__Directions for this task__: Tally the lines holding "Specialization" and state only that figure.

Recorded data

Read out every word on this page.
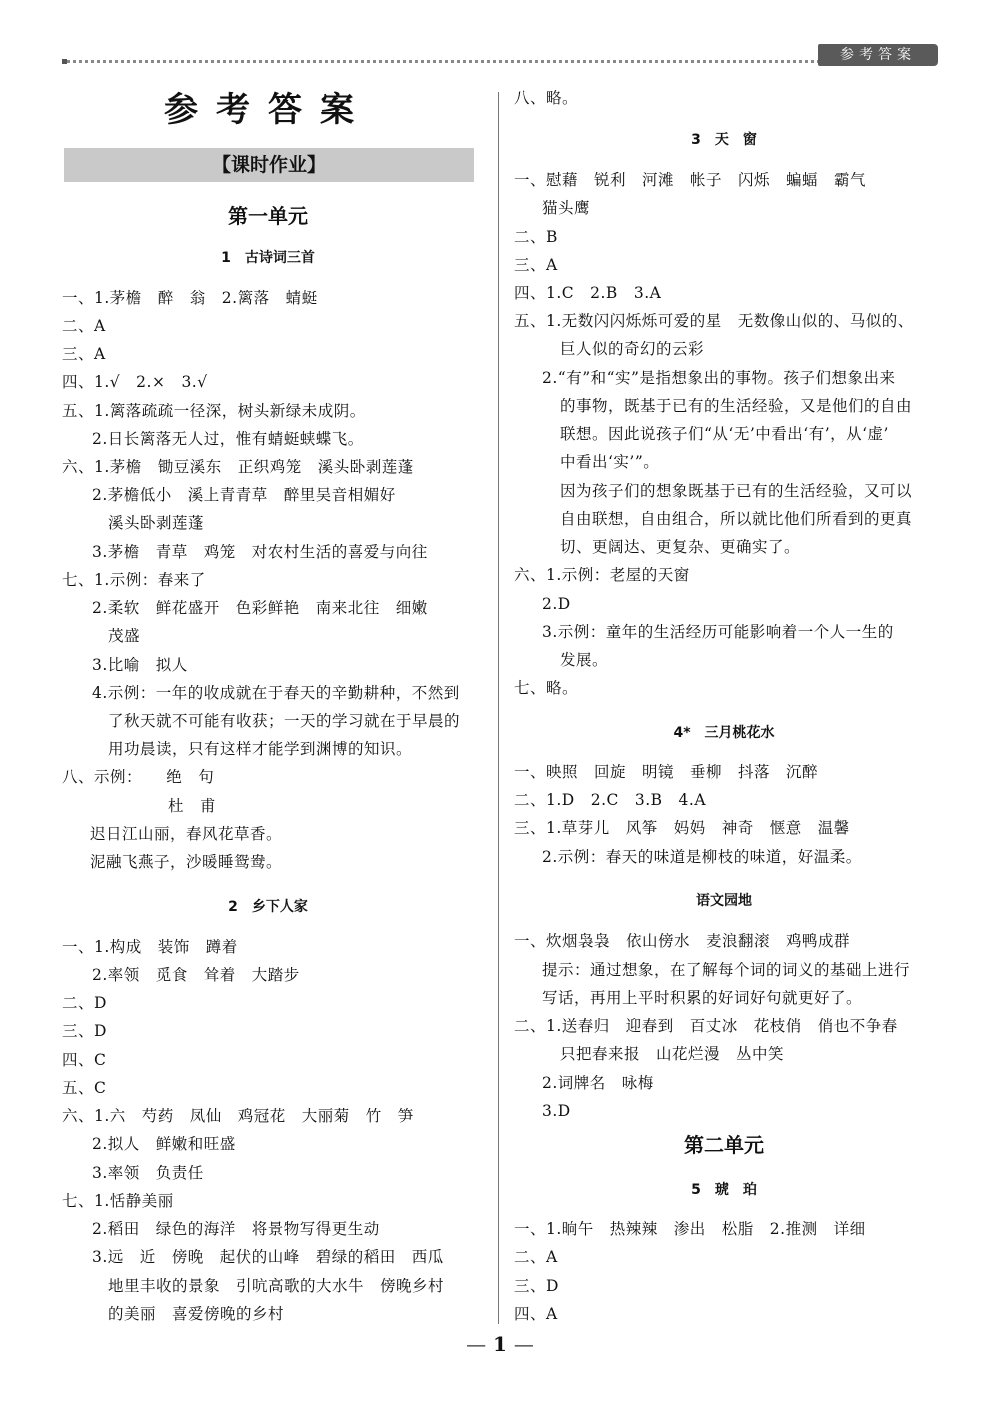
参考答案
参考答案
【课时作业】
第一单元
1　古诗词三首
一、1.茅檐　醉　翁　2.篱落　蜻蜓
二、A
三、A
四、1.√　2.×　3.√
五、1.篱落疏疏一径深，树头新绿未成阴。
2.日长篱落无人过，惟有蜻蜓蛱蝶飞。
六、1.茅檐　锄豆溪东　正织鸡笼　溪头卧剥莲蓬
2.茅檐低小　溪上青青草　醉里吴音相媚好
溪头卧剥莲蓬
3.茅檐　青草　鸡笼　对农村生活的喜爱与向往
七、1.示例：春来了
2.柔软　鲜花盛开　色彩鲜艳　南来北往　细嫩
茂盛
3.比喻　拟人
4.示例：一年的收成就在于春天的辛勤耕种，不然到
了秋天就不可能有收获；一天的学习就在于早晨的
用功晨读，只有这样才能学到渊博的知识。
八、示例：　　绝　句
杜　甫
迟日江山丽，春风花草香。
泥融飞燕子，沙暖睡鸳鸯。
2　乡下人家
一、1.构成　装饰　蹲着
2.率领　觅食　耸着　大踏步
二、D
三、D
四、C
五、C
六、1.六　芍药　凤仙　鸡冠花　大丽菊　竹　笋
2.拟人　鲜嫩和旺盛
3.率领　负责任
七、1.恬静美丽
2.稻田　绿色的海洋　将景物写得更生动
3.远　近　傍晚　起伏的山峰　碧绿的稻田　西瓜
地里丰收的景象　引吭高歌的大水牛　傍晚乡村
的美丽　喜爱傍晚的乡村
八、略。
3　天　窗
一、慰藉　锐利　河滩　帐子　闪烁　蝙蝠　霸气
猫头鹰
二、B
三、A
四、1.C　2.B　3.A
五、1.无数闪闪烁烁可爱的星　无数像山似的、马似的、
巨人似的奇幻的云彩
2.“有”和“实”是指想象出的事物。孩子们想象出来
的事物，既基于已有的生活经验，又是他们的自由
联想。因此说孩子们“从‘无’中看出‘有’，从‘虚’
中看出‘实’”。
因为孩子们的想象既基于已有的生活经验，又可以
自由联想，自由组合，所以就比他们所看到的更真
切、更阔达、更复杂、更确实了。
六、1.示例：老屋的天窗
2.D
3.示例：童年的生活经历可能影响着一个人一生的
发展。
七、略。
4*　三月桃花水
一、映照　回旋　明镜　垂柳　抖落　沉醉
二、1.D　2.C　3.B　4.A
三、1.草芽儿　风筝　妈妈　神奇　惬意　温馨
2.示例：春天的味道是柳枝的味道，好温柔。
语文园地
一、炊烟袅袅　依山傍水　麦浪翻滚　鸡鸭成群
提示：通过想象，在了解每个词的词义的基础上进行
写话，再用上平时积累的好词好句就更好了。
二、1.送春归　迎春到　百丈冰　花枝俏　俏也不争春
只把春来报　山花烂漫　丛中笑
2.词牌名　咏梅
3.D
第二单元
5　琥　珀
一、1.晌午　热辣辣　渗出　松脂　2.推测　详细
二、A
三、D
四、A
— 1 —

==

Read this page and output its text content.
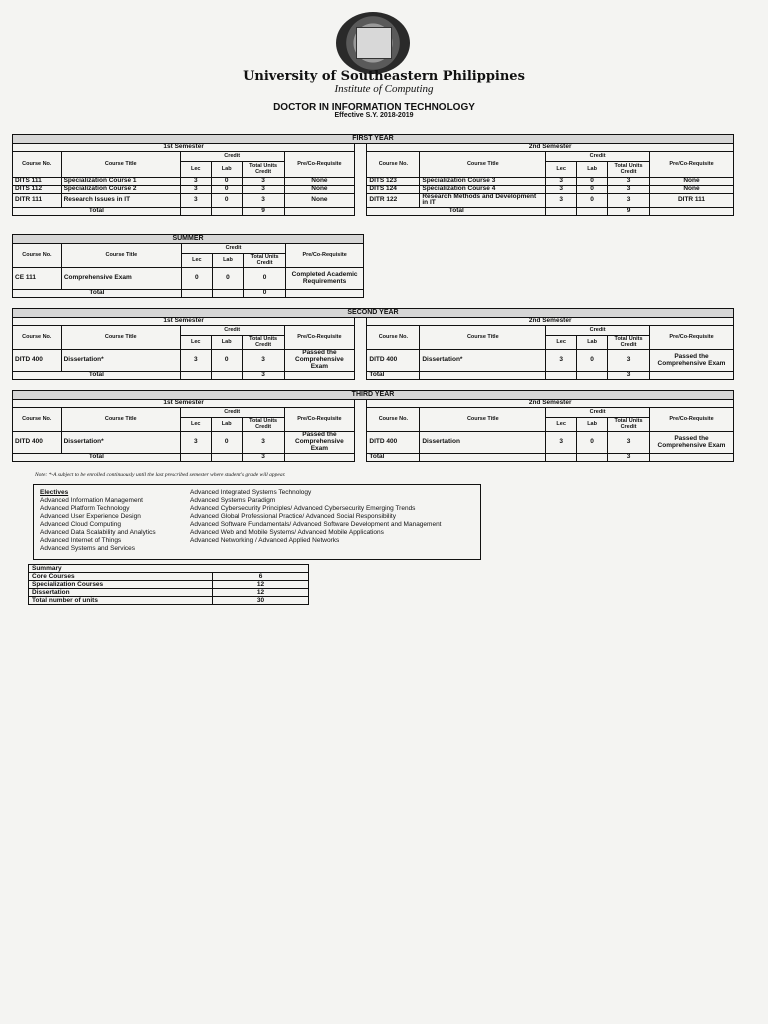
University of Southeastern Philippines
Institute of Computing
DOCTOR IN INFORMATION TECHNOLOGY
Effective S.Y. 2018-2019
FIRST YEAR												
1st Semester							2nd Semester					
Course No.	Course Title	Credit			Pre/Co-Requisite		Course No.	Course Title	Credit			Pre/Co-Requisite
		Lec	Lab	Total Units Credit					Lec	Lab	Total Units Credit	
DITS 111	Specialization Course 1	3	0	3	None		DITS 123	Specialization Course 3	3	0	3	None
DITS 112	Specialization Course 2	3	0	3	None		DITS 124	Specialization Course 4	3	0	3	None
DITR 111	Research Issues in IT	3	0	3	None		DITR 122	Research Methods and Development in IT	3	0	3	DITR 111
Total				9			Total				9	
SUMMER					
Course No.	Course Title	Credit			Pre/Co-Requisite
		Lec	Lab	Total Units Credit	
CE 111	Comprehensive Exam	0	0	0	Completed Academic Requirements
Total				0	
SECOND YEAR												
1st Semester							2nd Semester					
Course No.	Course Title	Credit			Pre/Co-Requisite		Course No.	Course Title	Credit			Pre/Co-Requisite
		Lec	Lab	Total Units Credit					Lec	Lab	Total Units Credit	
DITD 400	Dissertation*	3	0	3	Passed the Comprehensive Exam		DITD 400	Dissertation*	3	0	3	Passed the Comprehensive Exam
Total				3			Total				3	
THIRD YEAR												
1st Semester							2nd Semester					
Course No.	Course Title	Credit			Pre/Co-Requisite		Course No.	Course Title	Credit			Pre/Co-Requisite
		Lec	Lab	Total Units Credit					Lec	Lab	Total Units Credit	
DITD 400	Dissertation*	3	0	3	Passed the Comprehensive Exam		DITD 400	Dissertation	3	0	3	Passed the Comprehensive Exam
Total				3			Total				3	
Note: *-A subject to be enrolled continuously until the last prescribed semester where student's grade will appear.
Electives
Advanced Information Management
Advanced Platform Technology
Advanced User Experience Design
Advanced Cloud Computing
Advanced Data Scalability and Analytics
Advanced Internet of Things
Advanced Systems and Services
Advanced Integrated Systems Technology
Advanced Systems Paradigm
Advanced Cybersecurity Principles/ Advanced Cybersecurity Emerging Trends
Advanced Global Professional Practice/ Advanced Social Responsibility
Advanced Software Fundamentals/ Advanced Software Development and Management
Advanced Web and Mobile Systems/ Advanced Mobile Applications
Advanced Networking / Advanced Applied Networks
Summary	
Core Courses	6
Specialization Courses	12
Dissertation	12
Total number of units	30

__Task solution__: 3